Raw rows:
======

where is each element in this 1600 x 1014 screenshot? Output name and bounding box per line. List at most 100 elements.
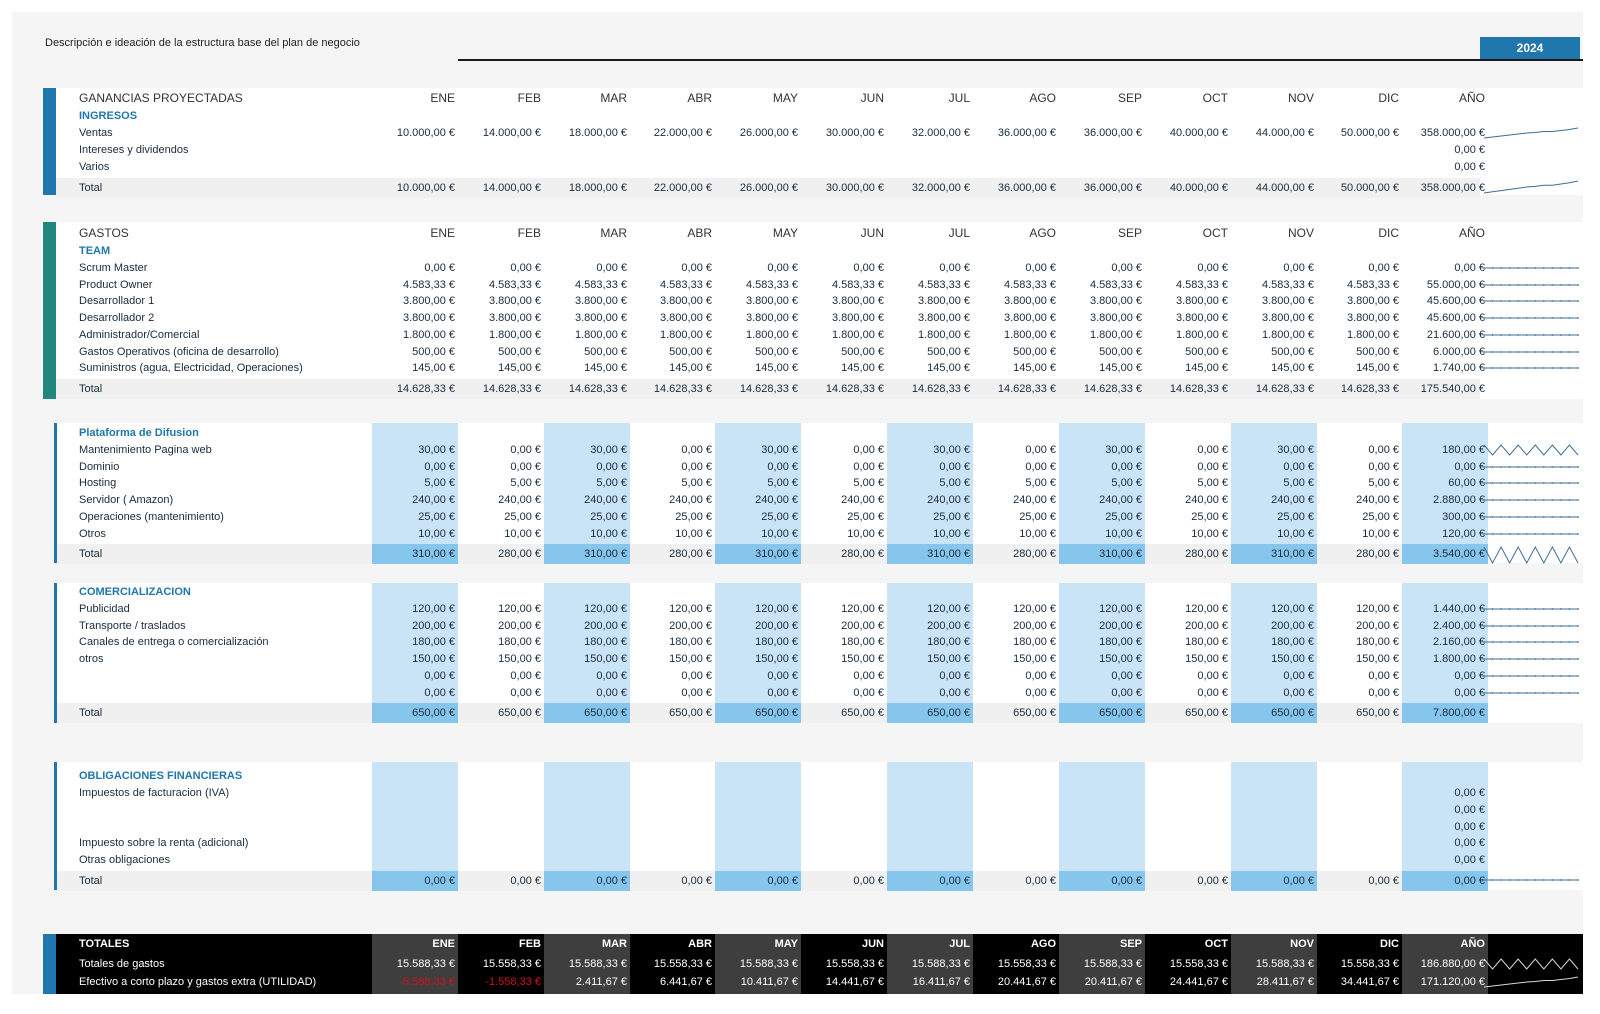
- year-badge[interactable]: 2024: [1480, 37, 1580, 59]
- value-cell-ago: 14.628,33 €: [997, 382, 1056, 395]
- value-cell-sep: 180,00 €: [1099, 636, 1142, 649]
- sparkline-point: [1491, 350, 1494, 353]
- table-row: Servidor ( Amazon) 240,00 € 240,00 € 240,00…: [56, 492, 1485, 508]
- sparkline-point: [1500, 283, 1502, 286]
- value-cell-abr: 14.628,33 €: [653, 382, 712, 395]
- total-band: [1059, 871, 1145, 891]
- obligations-section-marker: [54, 762, 57, 890]
- value-cell-dic: 0,00 €: [1368, 444, 1399, 456]
- value-cell-oct: 0,00 €: [1197, 460, 1228, 473]
- month-header-año: AÑO: [1458, 226, 1485, 240]
- value-cell-mar: 18.000,00 €: [568, 127, 627, 139]
- value-cell-nov: 150,00 €: [1271, 653, 1314, 666]
- sparkline-point: [1551, 333, 1554, 336]
- sparkline-point: [1542, 317, 1545, 319]
- sparkline-point: [1525, 658, 1528, 660]
- value-cell-jun: 0,00 €: [853, 875, 884, 887]
- sparkline-point: [1508, 283, 1511, 286]
- totals-column-shade: [1402, 934, 1488, 994]
- sparkline-point: [1483, 465, 1485, 468]
- value-cell-año: 2.400,00 €: [1433, 619, 1485, 632]
- total-band: [1402, 871, 1488, 891]
- row-label: Ventas: [79, 127, 113, 139]
- value-cell-ago: 1.800,00 €: [1004, 328, 1056, 341]
- value-cell-mar: 200,00 €: [584, 619, 627, 632]
- value-cell-ago: 20.441,67 €: [997, 976, 1056, 988]
- value-cell-año: 358.000,00 €: [1420, 182, 1485, 194]
- sparkline: [1483, 180, 1579, 194]
- value-cell-ene: 10.000,00 €: [396, 127, 455, 139]
- sparkline-point: [1551, 641, 1554, 644]
- sparkline-line: [1483, 976, 1579, 988]
- value-cell-mar: 310,00 €: [584, 548, 627, 561]
- sparkline-point: [1577, 624, 1579, 627]
- value-cell-feb: 0,00 €: [510, 460, 541, 473]
- value-cell-ene: 500,00 €: [412, 345, 455, 358]
- month-header-jun: JUN: [860, 91, 884, 105]
- value-cell-ene: -5.588,33 €: [399, 976, 455, 988]
- value-cell-dic: 34.441,67 €: [1340, 976, 1399, 988]
- value-cell-jul: 650,00 €: [927, 707, 970, 720]
- month-header-jul: JUL: [948, 226, 970, 240]
- value-cell-sep: 0,00 €: [1111, 669, 1142, 682]
- sparkline: [1483, 608, 1579, 610]
- value-cell-sep: 15.588,33 €: [1083, 958, 1142, 970]
- column-band: [1059, 762, 1145, 890]
- section-subtitle-row: COMERCIALIZACION: [56, 584, 1480, 600]
- value-cell-may: 5,00 €: [767, 477, 798, 490]
- value-cell-ene: 0,00 €: [424, 875, 455, 887]
- value-cell-abr: 180,00 €: [669, 636, 712, 649]
- sparkline: [1483, 546, 1579, 565]
- value-cell-sep: 145,00 €: [1099, 362, 1142, 375]
- sparkline-point: [1568, 333, 1571, 336]
- sparkline-point: [1500, 367, 1502, 370]
- table-row: Dominio 0,00 € 0,00 € 0,00 € 0,00 € 0,00 € 0,0…: [56, 459, 1485, 475]
- value-cell-oct: 40.000,00 €: [1169, 127, 1228, 139]
- value-cell-feb: 150,00 €: [498, 653, 541, 666]
- value-cell-ene: 200,00 €: [412, 619, 455, 632]
- value-cell-oct: 650,00 €: [1185, 707, 1228, 720]
- sparkline-point: [1577, 300, 1579, 303]
- value-cell-dic: 50.000,00 €: [1340, 182, 1399, 194]
- value-cell-jun: 0,00 €: [853, 262, 884, 274]
- value-cell-jul: 240,00 €: [927, 494, 970, 507]
- sparkline: [1483, 532, 1579, 535]
- value-cell-dic: 120,00 €: [1356, 603, 1399, 615]
- sparkline-point: [1560, 367, 1562, 370]
- table-row: Otras obligaciones 0,00 €: [56, 852, 1485, 868]
- value-cell-jul: 30,00 €: [933, 444, 970, 456]
- value-cell-año: 0,00 €: [1454, 144, 1485, 156]
- value-cell-jun: 240,00 €: [841, 494, 884, 507]
- sparkline-point: [1577, 482, 1579, 485]
- value-cell-ago: 0,00 €: [1025, 444, 1056, 456]
- sparkline-point: [1517, 499, 1520, 501]
- sparkline-point: [1508, 499, 1511, 501]
- column-band: [372, 423, 458, 563]
- sparkline-line: [1483, 444, 1579, 456]
- column-band: [544, 762, 630, 890]
- value-cell-jun: 0,00 €: [853, 686, 884, 699]
- value-cell-may: 0,00 €: [767, 669, 798, 682]
- sparkline-point: [1534, 465, 1537, 468]
- total-row: Total 14.628,33 € 14.628,33 € 14.628,33 € 14…: [56, 378, 1485, 399]
- total-band: [1231, 871, 1317, 891]
- sparkline-point: [1517, 482, 1520, 485]
- value-cell-ago: 650,00 €: [1013, 707, 1056, 720]
- value-cell-ene: 30,00 €: [418, 444, 455, 456]
- value-cell-oct: 150,00 €: [1185, 653, 1228, 666]
- sparkline: [1483, 658, 1579, 660]
- sparkline: [1483, 267, 1579, 269]
- platform-section-marker: [54, 423, 57, 563]
- sparkline-point: [1483, 691, 1485, 694]
- sparkline-point: [1560, 879, 1562, 881]
- value-cell-ago: 120,00 €: [1013, 603, 1056, 615]
- value-cell-jul: 0,00 €: [939, 875, 970, 887]
- value-cell-dic: 150,00 €: [1356, 653, 1399, 666]
- value-cell-feb: 0,00 €: [510, 262, 541, 274]
- value-cell-oct: 145,00 €: [1185, 362, 1228, 375]
- sparkline-point: [1525, 465, 1528, 468]
- value-cell-jul: 4.583,33 €: [918, 278, 970, 291]
- sparkline-point: [1500, 641, 1502, 644]
- value-cell-feb: 240,00 €: [498, 494, 541, 507]
- row-label: Otros: [79, 527, 106, 540]
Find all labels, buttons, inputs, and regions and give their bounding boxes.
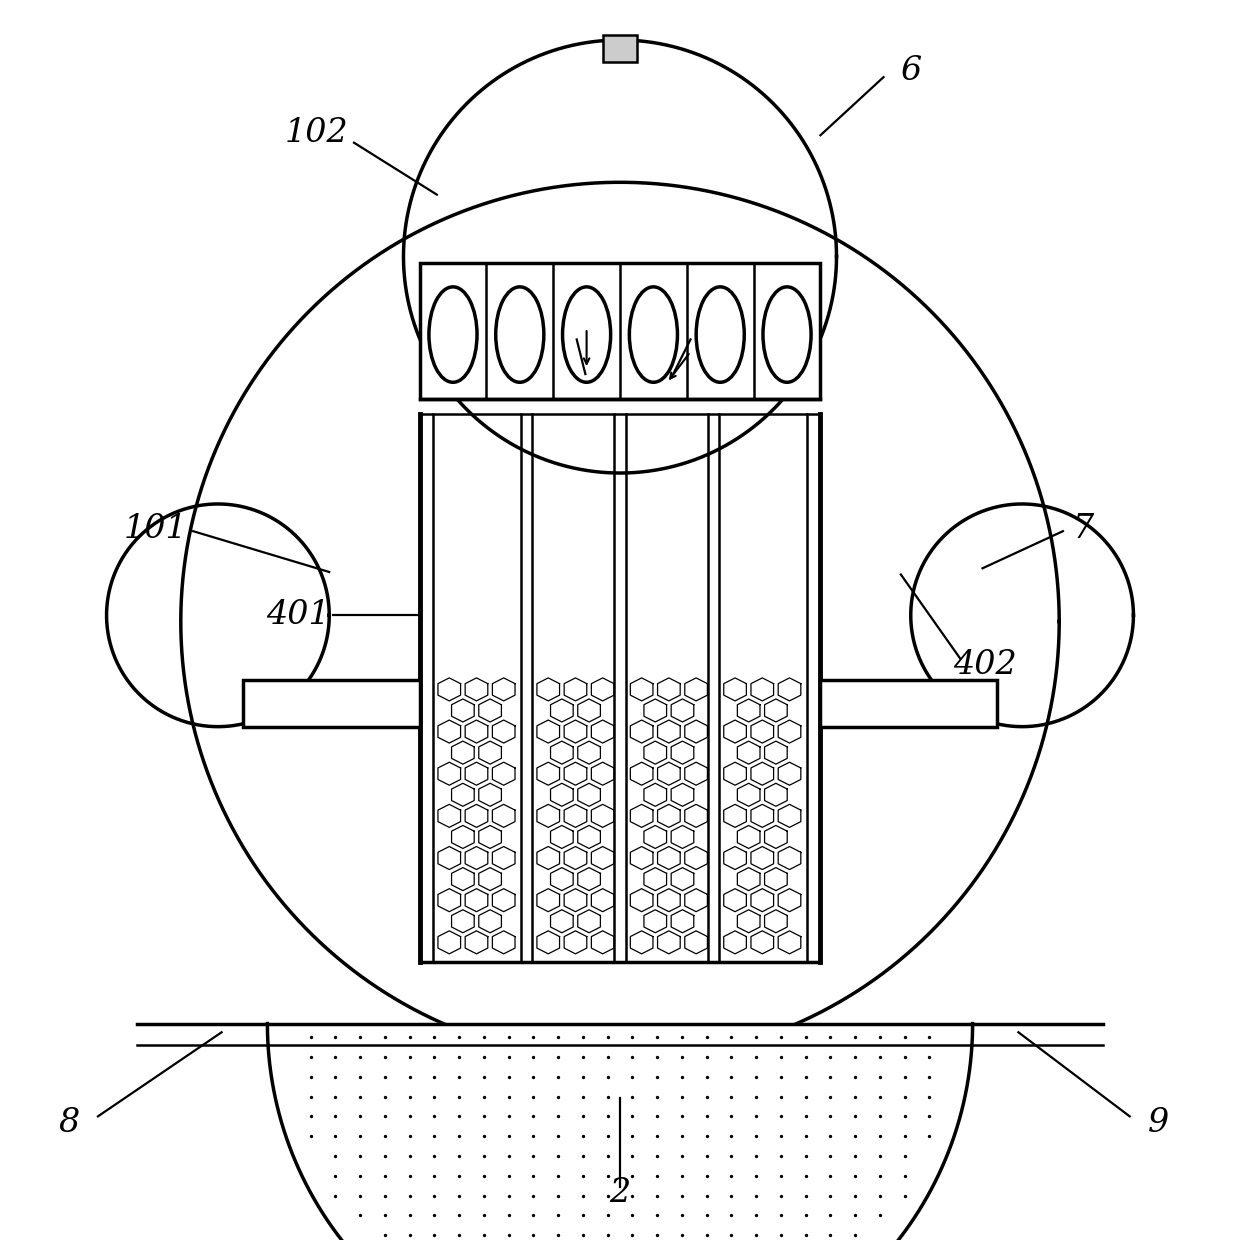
- Polygon shape: [268, 1023, 972, 1243]
- Text: 101: 101: [124, 512, 188, 544]
- Text: 407: 407: [522, 314, 587, 347]
- Text: 406: 406: [634, 314, 698, 347]
- Text: 8: 8: [58, 1106, 81, 1139]
- Ellipse shape: [696, 287, 744, 383]
- Bar: [419, 262, 821, 399]
- Bar: [243, 680, 419, 727]
- Ellipse shape: [630, 287, 677, 383]
- Text: 401: 401: [267, 599, 330, 631]
- Text: 6: 6: [900, 55, 921, 87]
- Ellipse shape: [763, 287, 811, 383]
- Text: 402: 402: [954, 649, 1017, 681]
- Ellipse shape: [429, 287, 477, 383]
- Text: 2: 2: [609, 1177, 631, 1209]
- Text: 9: 9: [1147, 1106, 1169, 1139]
- Text: 102: 102: [285, 117, 348, 149]
- Text: 7: 7: [1074, 512, 1095, 544]
- Ellipse shape: [563, 287, 610, 383]
- Bar: [603, 35, 637, 62]
- Ellipse shape: [496, 287, 544, 383]
- Bar: [821, 680, 997, 727]
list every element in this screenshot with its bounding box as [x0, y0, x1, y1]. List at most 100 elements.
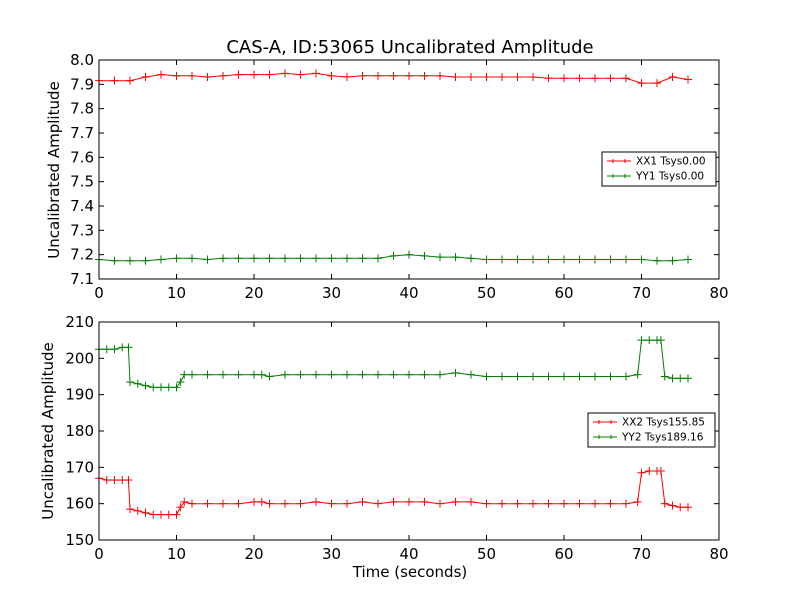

======

Exercise brief: Retype the rows between the line holding "- year-badge[interactable]: 2024: [1480, 37, 1580, 59]" and the line holding "- sparkline-point: [1525, 658, 1528, 660]", inclusive, character for character.

Exercise response:
- year-badge[interactable]: 2024: [1480, 37, 1580, 59]
- value-cell-ago: 14.628,33 €: [997, 382, 1056, 395]
- value-cell-sep: 180,00 €: [1099, 636, 1142, 649]
- sparkline-point: [1491, 350, 1494, 353]
- table-row: Servidor ( Amazon) 240,00 € 240,00 € 240,00…: [56, 492, 1485, 508]
- sparkline-point: [1500, 283, 1502, 286]
- value-cell-abr: 14.628,33 €: [653, 382, 712, 395]
- total-band: [1059, 871, 1145, 891]
- obligations-section-marker: [54, 762, 57, 890]
- value-cell-dic: 0,00 €: [1368, 444, 1399, 456]
- value-cell-oct: 0,00 €: [1197, 460, 1228, 473]
- month-header-año: AÑO: [1458, 226, 1485, 240]
- value-cell-mar: 18.000,00 €: [568, 127, 627, 139]
- value-cell-nov: 150,00 €: [1271, 653, 1314, 666]
- sparkline-point: [1551, 333, 1554, 336]
- sparkline-point: [1542, 317, 1545, 319]
- sparkline-point: [1525, 658, 1528, 660]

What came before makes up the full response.